■ GIVEN EXERCISE
Go through the records and show each line where the word "Aumenta" occurs.

■ GIVEN INFORMATION
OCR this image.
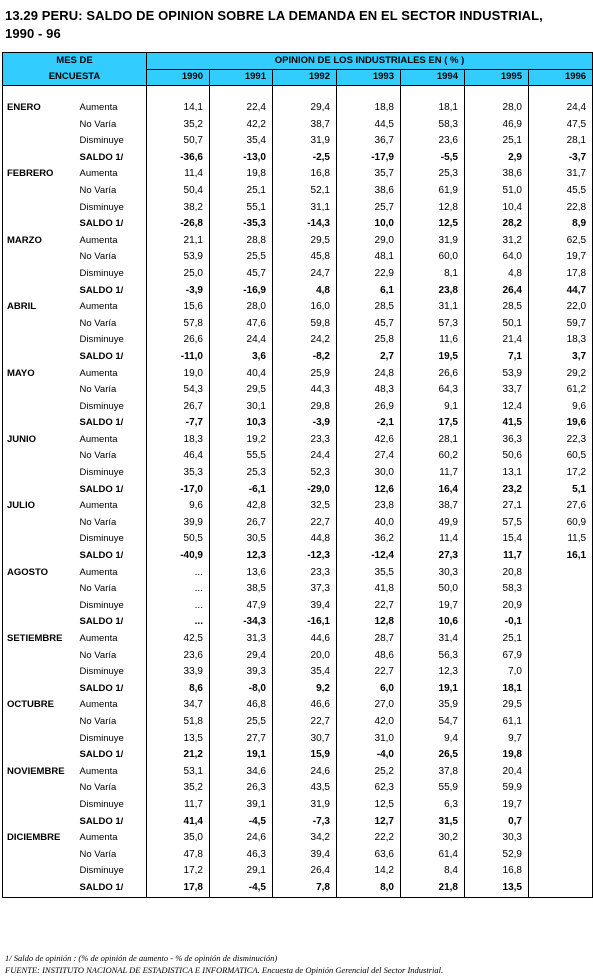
13.29 PERU: SALDO DE OPINION SOBRE LA DEMANDA EN EL SECTOR INDUSTRIAL,
1990 - 96
MES DE
ENCUESTA		OPINION DE LOS INDUSTRIALES EN ( % )						
		1990	1991	1992	1993	1994	1995	1996

ENERO	Aumenta	14,1	22,4	29,4	18,8	18,1	28,0	24,4
	No Varía	35,2	42,2	38,7	44,5	58,3	46,9	47,5
	Disminuye	50,7	35,4	31,9	36,7	23,6	25,1	28,1
	SALDO 1/	-36,6	-13,0	-2,5	-17,9	-5,5	2,9	-3,7
FEBRERO	Aumenta	11,4	19,8	16,8	35,7	25,3	38,6	31,7
	No Varía	50,4	25,1	52,1	38,6	61,9	51,0	45,5
	Disminuye	38,2	55,1	31,1	25,7	12,8	10,4	22,8
	SALDO 1/	-26,8	-35,3	-14,3	10,0	12,5	28,2	8,9
MARZO	Aumenta	21,1	28,8	29,5	29,0	31,9	31,2	62,5
	No Varía	53,9	25,5	45,8	48,1	60,0	64,0	19,7
	Disminuye	25,0	45,7	24,7	22,9	8,1	4,8	17,8
	SALDO 1/	-3,9	-16,9	4,8	6,1	23,8	26,4	44,7
ABRIL	Aumenta	15,6	28,0	16,0	28,5	31,1	28,5	22,0
	No Varía	57,8	47,6	59,8	45,7	57,3	50,1	59,7
	Disminuye	26,6	24,4	24,2	25,8	11,6	21,4	18,3
	SALDO 1/	-11,0	3,6	-8,2	2,7	19,5	7,1	3,7
MAYO	Aumenta	19,0	40,4	25,9	24,8	26,6	53,9	29,2
	No Varía	54,3	29,5	44,3	48,3	64,3	33,7	61,2
	Disminuye	26,7	30,1	29,8	26,9	9,1	12,4	9,6
	SALDO 1/	-7,7	10,3	-3,9	-2,1	17,5	41,5	19,6
JUNIO	Aumenta	18,3	19,2	23,3	42,6	28,1	36,3	22,3
	No Varía	46,4	55,5	24,4	27,4	60,2	50,6	60,5
	Disminuye	35,3	25,3	52,3	30,0	11,7	13,1	17,2
	SALDO 1/	-17,0	-6,1	-29,0	12,6	16,4	23,2	5,1
JULIO	Aumenta	9,6	42,8	32,5	23,8	38,7	27,1	27,6
	No Varía	39,9	26,7	22,7	40,0	49,9	57,5	60,9
	Disminuye	50,5	30,5	44,8	36,2	11,4	15,4	11,5
	SALDO 1/	-40,9	12,3	-12,3	-12,4	27,3	11,7	16,1
AGOSTO	Aumenta	...	13,6	23,3	35,5	30,3	20,8	
	No Varía	...	38,5	37,3	41,8	50,0	58,3	
	Disminuye	...	47,9	39,4	22,7	19,7	20,9	
	SALDO 1/	...	-34,3	-16,1	12,8	10,6	-0,1	
SETIEMBRE	Aumenta	42,5	31,3	44,6	28,7	31,4	25,1	
	No Varía	23,6	29,4	20,0	48,6	56,3	67,9	
	Disminuye	33,9	39,3	35,4	22,7	12,3	7,0	
	SALDO 1/	8,6	-8,0	9,2	6,0	19,1	18,1	
OCTUBRE	Aumenta	34,7	46,8	46,6	27,0	35,9	29,5	
	No Varía	51,8	25,5	22,7	42,0	54,7	61,1	
	Disminuye	13,5	27,7	30,7	31,0	9,4	9,7	
	SALDO 1/	21,2	19,1	15,9	-4,0	26,5	19,8	
NOVIEMBRE	Aumenta	53,1	34,6	24,6	25,2	37,8	20,4	
	No Varía	35,2	26,3	43,5	62,3	55,9	59,9	
	Disminuye	11,7	39,1	31,9	12,5	6,3	19,7	
	SALDO 1/	41,4	-4,5	-7,3	12,7	31,5	0,7	
DICIEMBRE	Aumenta	35,0	24,6	34,2	22,2	30,2	30,3	
	No Varía	47,8	46,3	39,4	63,6	61,4	52,9	
	Disminuye	17,2	29,1	26,4	14,2	8,4	16,8	
	SALDO 1/	17,8	-4,5	7,8	8,0	21,8	13,5	
1/ Saldo de opinión : (% de opinión de aumento - % de opinión de disminución)
FUENTE: INSTITUTO NACIONAL DE ESTADISTICA E INFORMATICA. Encuesta de Opinión Gerencial del Sector Industrial.
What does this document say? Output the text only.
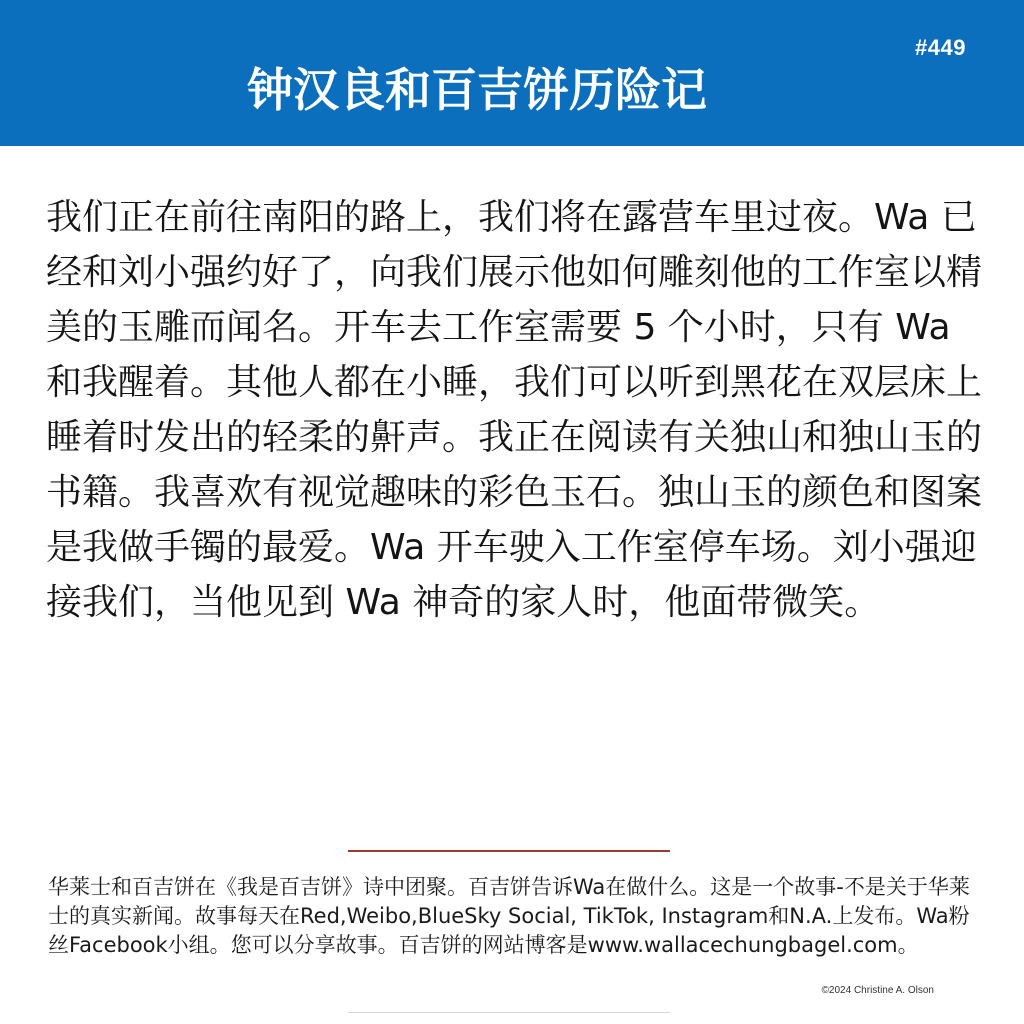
#449
钟汉良和百吉饼历险记

我们正在前往南阳的路上，我们将在露营车里过夜。Wa 已经和刘小强约好了，向我们展示他如何雕刻他的工作室以精美的玉雕而闻名。开车去工作室需要 5 个小时，只有 Wa 和我醒着。其他人都在小睡，我们可以听到黑花在双层床上睡着时发出的轻柔的鼾声。我正在阅读有关独山和独山玉的书籍。我喜欢有视觉趣味的彩色玉石。独山玉的颜色和图案是我做手镯的最爱。Wa 开车驶入工作室停车场。刘小强迎接我们，当他见到 Wa 神奇的家人时，他面带微笑。

华莱士和百吉饼在《我是百吉饼》诗中团聚。百吉饼告诉Wa在做什么。这是一个故事-不是关于华莱士的真实新闻。故事每天在Red,Weibo,BlueSky Social, TikTok, Instagram和N.A.上发布。Wa粉丝Facebook小组。您可以分享故事。百吉饼的网站博客是www.wallacechungbagel.com。

©2024 Christine A. Olson
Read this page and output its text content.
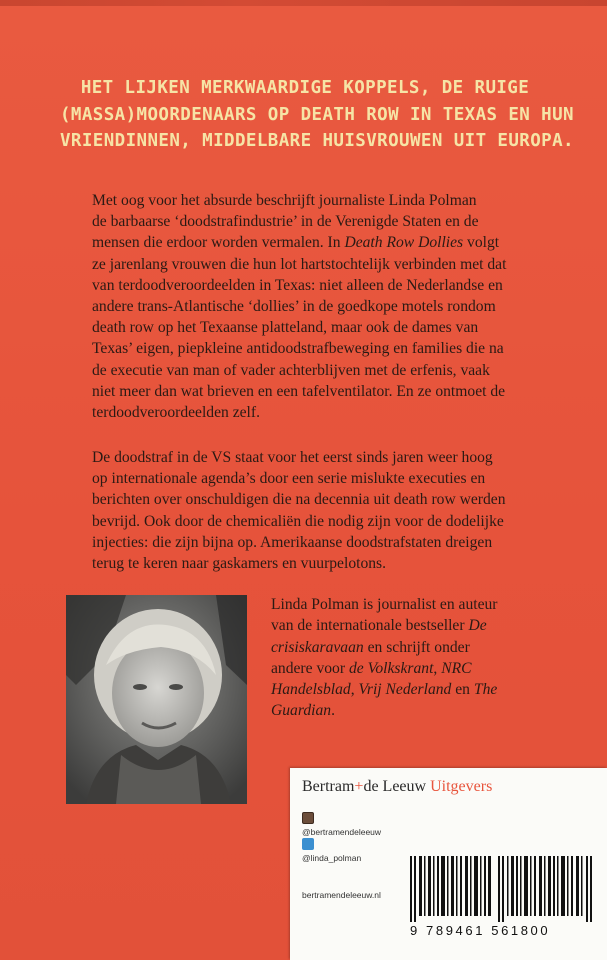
HET LIJKEN MERKWAARDIGE KOPPELS, DE RUIGE
(MASSA)MOORDENAARS OP DEATH ROW IN TEXAS EN HUN
VRIENDINNEN, MIDDELBARE HUISVROUWEN UIT EUROPA.
Met oog voor het absurde beschrijft journaliste Linda Polman
de barbaarse ‘doodstrafindustrie’ in de Verenigde Staten en de
mensen die erdoor worden vermalen. In Death Row Dollies volgt
ze jarenlang vrouwen die hun lot hartstochtelijk verbinden met dat
van terdoodveroordeelden in Texas: niet alleen de Nederlandse en
andere trans-Atlantische ‘dollies’ in de goedkope motels rondom
death row op het Texaanse platteland, maar ook de dames van
Texas’ eigen, piepkleine antidoodstrafbeweging en families die na
de executie van man of vader achterblijven met de erfenis, vaak
niet meer dan wat brieven en een tafelventilator. En ze ontmoet de
terdoodveroordeelden zelf.
De doodstraf in de VS staat voor het eerst sinds jaren weer hoog
op internationale agenda’s door een serie mislukte executies en
berichten over onschuldigen die na decennia uit death row werden
bevrijd. Ook door de chemicaliën die nodig zijn voor de dodelijke
injecties: die zijn bijna op. Amerikaanse doodstrafstaten dreigen
terug te keren naar gaskamers en vuurpelotons.
Linda Polman is journalist en auteur
van de internationale bestseller De
crisiskaravaan en schrijft onder
andere voor de Volkskrant, NRC
Handelsblad, Vrij Nederland en The
Guardian.
Bertram+de Leeuw Uitgevers
@bertramendeleeuw
@linda_polman
bertramendeleeuw.nl
9 789461 561800
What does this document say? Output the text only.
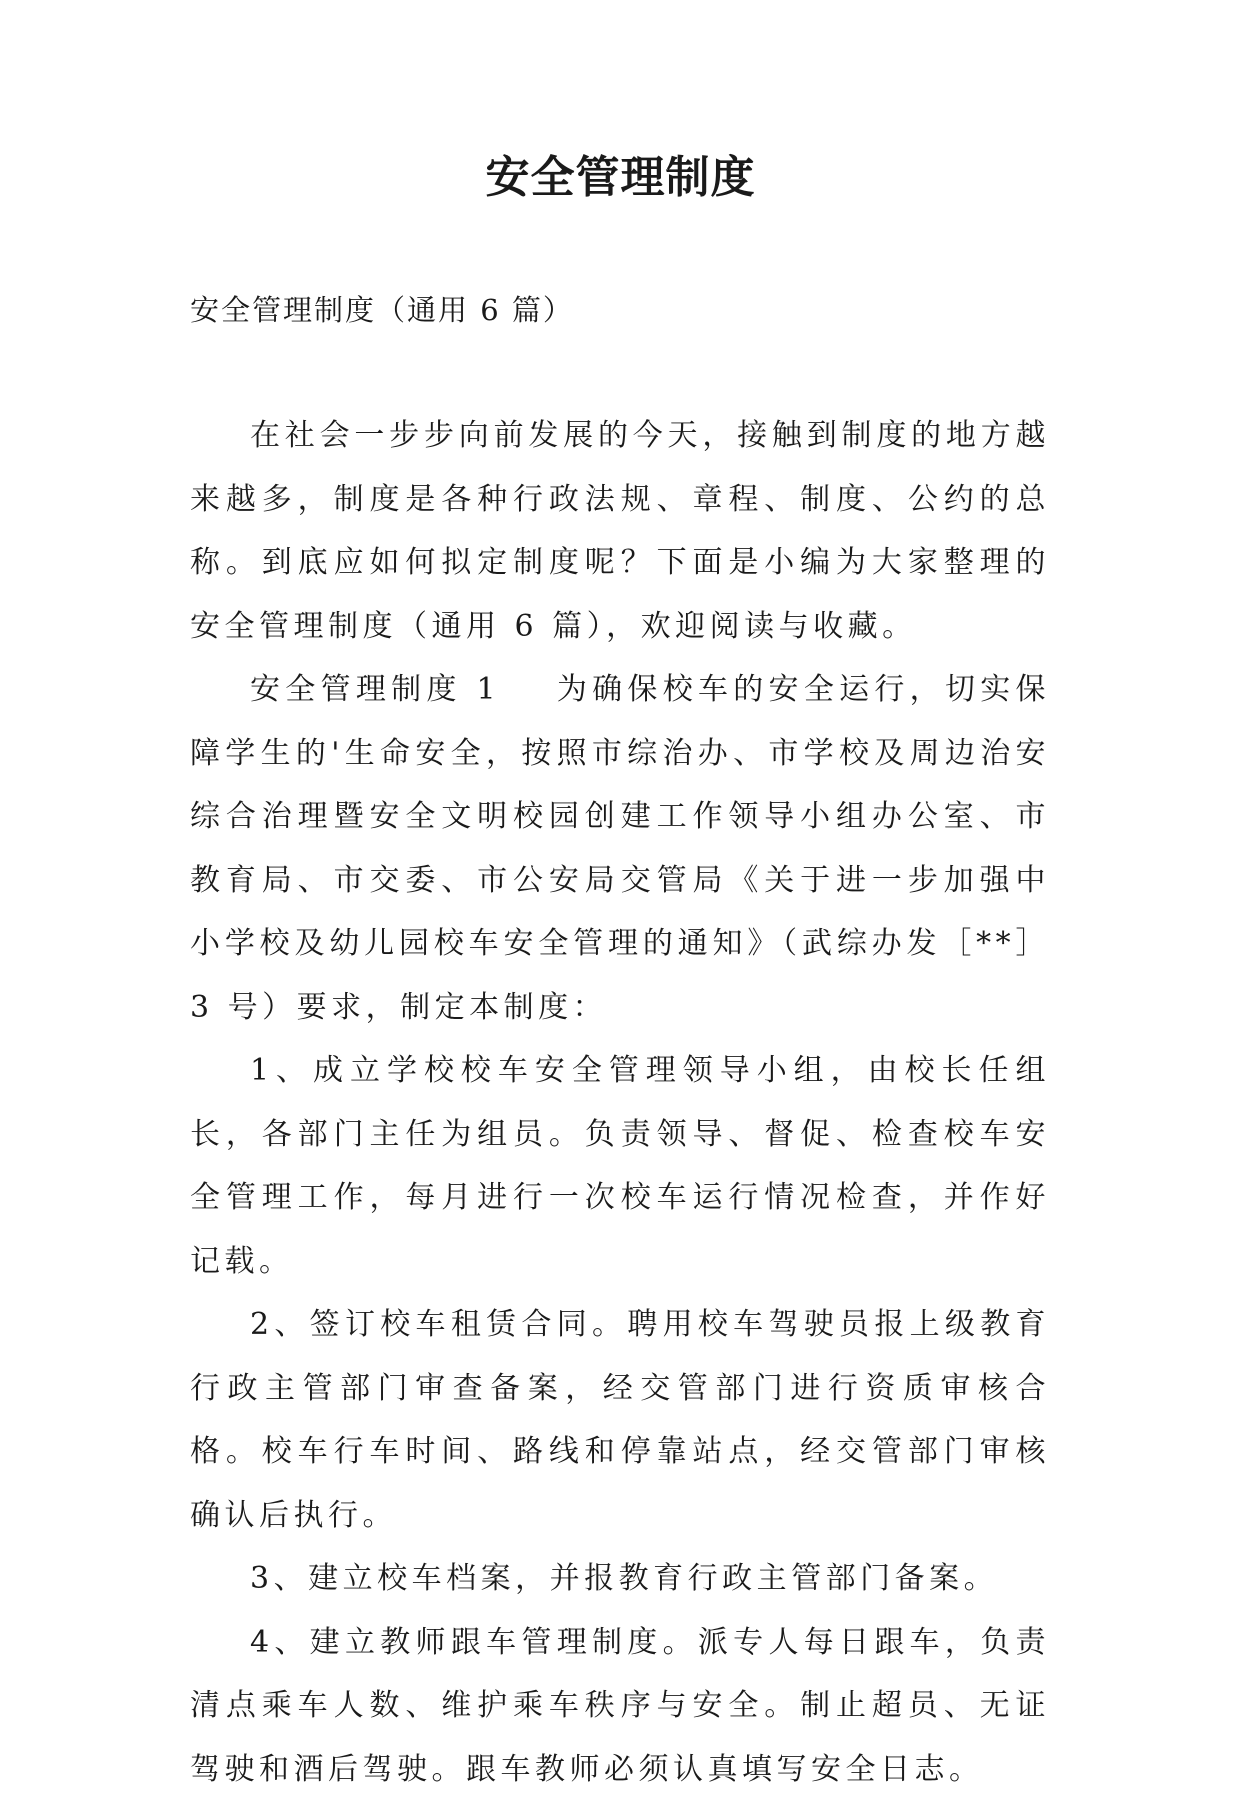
安全管理制度

安全管理制度（通用 6 篇）

在社会一步步向前发展的今天，接触到制度的地方越来越多，制度是各种行政法规、章程、制度、公约的总称。到底应如何拟定制度呢？下面是小编为大家整理的安全管理制度（通用 6 篇），欢迎阅读与收藏。

安全管理制度 1 为确保校车的安全运行，切实保障学生的'生命安全，按照市综治办、市学校及周边治安综合治理暨安全文明校园创建工作领导小组办公室、市教育局、市交委、市公安局交管局《关于进一步加强中小学校及幼儿园校车安全管理的通知》（武综办发［**］3 号）要求，制定本制度：

1、成立学校校车安全管理领导小组，由校长任组长，各部门主任为组员。负责领导、督促、检查校车安全管理工作，每月进行一次校车运行情况检查，并作好记载。

2、签订校车租赁合同。聘用校车驾驶员报上级教育行政主管部门审查备案，经交管部门进行资质审核合格。校车行车时间、路线和停靠站点，经交管部门审核确认后执行。

3、建立校车档案，并报教育行政主管部门备案。

4、建立教师跟车管理制度。派专人每日跟车，负责清点乘车人数、维护乘车秩序与安全。制止超员、无证驾驶和酒后驾驶。跟车教师必须认真填写安全日志。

■ SOLUTION TO THE EXERCISE
ENERO	Aumenta	14,1	22,4	29,4	18,8	18,1	28,0	24,4
FEBRERO	Aumenta	11,4	19,8	16,8	35,7	25,3	38,6	31,7
MARZO	Aumenta	21,1	28,8	29,5	29,0	31,9	31,2	62,5
ABRIL	Aumenta	15,6	28,0	16,0	28,5	31,1	28,5	22,0
MAYO	Aumenta	19,0	40,4	25,9	24,8	26,6	53,9	29,2
JUNIO	Aumenta	18,3	19,2	23,3	42,6	28,1	36,3	22,3
JULIO	Aumenta	9,6	42,8	32,5	23,8	38,7	27,1	27,6
AGOSTO	Aumenta	...	13,6	23,3	35,5	30,3	20,8	
SETIEMBRE	Aumenta	42,5	31,3	44,6	28,7	31,4	25,1	
OCTUBRE	Aumenta	34,7	46,8	46,6	27,0	35,9	29,5	
NOVIEMBRE	Aumenta	53,1	34,6	24,6	25,2	37,8	20,4	
DICIEMBRE	Aumenta	35,0	24,6	34,2	22,2	30,2	30,3	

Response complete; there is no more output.